Stored items from a collection:
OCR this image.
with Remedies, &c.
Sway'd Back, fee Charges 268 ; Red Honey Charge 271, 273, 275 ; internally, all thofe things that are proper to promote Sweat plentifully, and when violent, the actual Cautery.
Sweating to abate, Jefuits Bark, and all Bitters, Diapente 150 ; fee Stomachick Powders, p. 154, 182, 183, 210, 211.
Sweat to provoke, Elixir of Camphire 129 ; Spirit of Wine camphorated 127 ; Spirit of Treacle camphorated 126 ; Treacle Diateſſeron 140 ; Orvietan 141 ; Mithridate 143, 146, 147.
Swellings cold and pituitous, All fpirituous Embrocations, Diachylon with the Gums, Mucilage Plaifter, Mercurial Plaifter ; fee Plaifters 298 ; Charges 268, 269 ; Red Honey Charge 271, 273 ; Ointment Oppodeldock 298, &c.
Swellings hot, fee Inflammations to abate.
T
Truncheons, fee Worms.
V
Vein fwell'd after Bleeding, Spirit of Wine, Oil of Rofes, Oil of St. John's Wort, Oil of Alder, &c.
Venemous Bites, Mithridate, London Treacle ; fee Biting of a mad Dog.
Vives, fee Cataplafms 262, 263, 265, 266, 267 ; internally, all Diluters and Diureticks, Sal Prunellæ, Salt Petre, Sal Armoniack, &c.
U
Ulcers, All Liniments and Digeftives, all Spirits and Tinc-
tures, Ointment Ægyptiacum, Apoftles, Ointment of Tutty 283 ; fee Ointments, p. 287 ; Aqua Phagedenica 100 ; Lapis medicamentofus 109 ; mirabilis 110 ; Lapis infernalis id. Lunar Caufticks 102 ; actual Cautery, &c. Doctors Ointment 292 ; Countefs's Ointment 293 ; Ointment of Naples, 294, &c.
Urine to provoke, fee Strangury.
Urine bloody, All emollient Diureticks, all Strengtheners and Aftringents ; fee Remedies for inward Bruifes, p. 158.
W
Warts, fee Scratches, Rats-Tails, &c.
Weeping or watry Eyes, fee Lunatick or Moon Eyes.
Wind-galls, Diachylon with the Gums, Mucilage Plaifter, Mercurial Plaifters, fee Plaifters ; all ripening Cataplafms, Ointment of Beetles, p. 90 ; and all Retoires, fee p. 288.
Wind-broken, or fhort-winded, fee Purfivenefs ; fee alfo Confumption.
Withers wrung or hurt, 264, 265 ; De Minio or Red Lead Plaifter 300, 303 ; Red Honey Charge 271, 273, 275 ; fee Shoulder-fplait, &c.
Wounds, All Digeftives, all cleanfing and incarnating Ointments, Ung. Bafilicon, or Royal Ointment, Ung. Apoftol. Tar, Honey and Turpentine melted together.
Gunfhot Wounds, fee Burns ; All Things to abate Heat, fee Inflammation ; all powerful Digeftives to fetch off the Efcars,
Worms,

### Work required
Repeat the records above exactly.

### Output
OCR this image.
with Remedies, &c.
Sway'd Back, fee Charges 268 ; Red Honey Charge 271, 273, 275 ; internally, all thofe things that are proper to promote Sweat plentifully, and when violent, the actual Cautery.
Sweating to abate, Jefuits Bark, and all Bitters, Diapente 150 ; fee Stomachick Powders, p. 154, 182, 183, 210, 211.
Sweat to provoke, Elixir of Camphire 129 ; Spirit of Wine camphorated 127 ; Spirit of Treacle camphorated 126 ; Treacle Diateſſeron 140 ; Orvietan 141 ; Mithridate 143, 146, 147.
Swellings cold and pituitous, All fpirituous Embrocations, Diachylon with the Gums, Mucilage Plaifter, Mercurial Plaifter ; fee Plaifters 298 ; Charges 268, 269 ; Red Honey Charge 271, 273 ; Ointment Oppodeldock 298, &c.
Swellings hot, fee Inflammations to abate.
T
Truncheons, fee Worms.
V
Vein fwell'd after Bleeding, Spirit of Wine, Oil of Rofes, Oil of St. John's Wort, Oil of Alder, &c.
Venemous Bites, Mithridate, London Treacle ; fee Biting of a mad Dog.
Vives, fee Cataplafms 262, 263, 265, 266, 267 ; internally, all Diluters and Diureticks, Sal Prunellæ, Salt Petre, Sal Armoniack, &c.
U
Ulcers, All Liniments and Digeftives, all Spirits and Tinc-
tures, Ointment Ægyptiacum, Apoftles, Ointment of Tutty 283 ; fee Ointments, p. 287 ; Aqua Phagedenica 100 ; Lapis medicamentofus 109 ; mirabilis 110 ; Lapis infernalis id. Lunar Caufticks 102 ; actual Cautery, &c. Doctors Ointment 292 ; Countefs's Ointment 293 ; Ointment of Naples, 294, &c.
Urine to provoke, fee Strangury.
Urine bloody, All emollient Diureticks, all Strengtheners and Aftringents ; fee Remedies for inward Bruifes, p. 158.
W
Warts, fee Scratches, Rats-Tails, &c.
Weeping or watry Eyes, fee Lunatick or Moon Eyes.
Wind-galls, Diachylon with the Gums, Mucilage Plaifter, Mercurial Plaifters, fee Plaifters ; all ripening Cataplafms, Ointment of Beetles, p. 90 ; and all Retoires, fee p. 288.
Wind-broken, or fhort-winded, fee Purfivenefs ; fee alfo Confumption.
Withers wrung or hurt, 264, 265 ; De Minio or Red Lead Plaifter 300, 303 ; Red Honey Charge 271, 273, 275 ; fee Shoulder-fplait, &c.
Wounds, All Digeftives, all cleanfing and incarnating Ointments, Ung. Bafilicon, or Royal Ointment, Ung. Apoftol. Tar, Honey and Turpentine melted together.
Gunfhot Wounds, fee Burns ; All Things to abate Heat, fee Inflammation ; all powerful Digeftives to fetch off the Efcars,
Worms,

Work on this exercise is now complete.